Work to do: The complete listing should be restated exactly.

+++

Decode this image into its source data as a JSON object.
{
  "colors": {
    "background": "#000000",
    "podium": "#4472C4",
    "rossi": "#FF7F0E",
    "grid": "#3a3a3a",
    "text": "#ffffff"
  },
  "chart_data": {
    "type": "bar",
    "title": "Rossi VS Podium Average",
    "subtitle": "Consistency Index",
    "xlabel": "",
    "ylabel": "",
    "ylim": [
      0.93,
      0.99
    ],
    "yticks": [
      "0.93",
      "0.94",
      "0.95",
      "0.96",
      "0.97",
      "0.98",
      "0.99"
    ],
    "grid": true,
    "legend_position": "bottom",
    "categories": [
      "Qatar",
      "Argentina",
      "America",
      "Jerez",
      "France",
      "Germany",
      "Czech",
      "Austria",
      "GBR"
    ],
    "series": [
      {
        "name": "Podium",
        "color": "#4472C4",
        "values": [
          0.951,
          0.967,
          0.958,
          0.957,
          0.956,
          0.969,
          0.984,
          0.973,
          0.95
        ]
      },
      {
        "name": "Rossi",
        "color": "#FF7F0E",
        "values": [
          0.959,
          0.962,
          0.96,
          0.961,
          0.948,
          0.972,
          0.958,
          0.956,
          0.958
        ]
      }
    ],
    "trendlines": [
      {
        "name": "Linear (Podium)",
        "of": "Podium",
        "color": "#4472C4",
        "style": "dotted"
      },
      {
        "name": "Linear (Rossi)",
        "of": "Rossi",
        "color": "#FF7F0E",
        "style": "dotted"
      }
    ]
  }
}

+++

Answer to the exercise:
Decode this image into its source data as a JSON object.
{
  "colors": {
    "background": "#000000",
    "podium": "#4472C4",
    "rossi": "#FF7F0E",
    "grid": "#3a3a3a",
    "text": "#ffffff"
  },
  "chart_data": {
    "type": "bar",
    "title": "Rossi VS Podium Average",
    "subtitle": "Consistency Index",
    "xlabel": "",
    "ylabel": "",
    "ylim": [
      0.93,
      0.99
    ],
    "yticks": [
      "0.93",
      "0.94",
      "0.95",
      "0.96",
      "0.97",
      "0.98",
      "0.99"
    ],
    "grid": true,
    "legend_position": "bottom",
    "categories": [
      "Qatar",
      "Argentina",
      "America",
      "Jerez",
      "France",
      "Germany",
      "Czech",
      "Austria",
      "GBR"
    ],
    "series": [
      {
        "name": "Podium",
        "color": "#4472C4",
        "values": [
          0.951,
          0.967,
          0.958,
          0.957,
          0.956,
          0.969,
          0.984,
          0.973,
          0.95
        ]
      },
      {
        "name": "Rossi",
        "color": "#FF7F0E",
        "values": [
          0.959,
          0.962,
          0.96,
          0.961,
          0.948,
          0.972,
          0.958,
          0.956,
          0.958
        ]
      }
    ],
    "trendlines": [
      {
        "name": "Linear (Podium)",
        "of": "Podium",
        "color": "#4472C4",
        "style": "dotted"
      },
      {
        "name": "Linear (Rossi)",
        "of": "Rossi",
        "color": "#FF7F0E",
        "style": "dotted"
      }
    ]
  }
}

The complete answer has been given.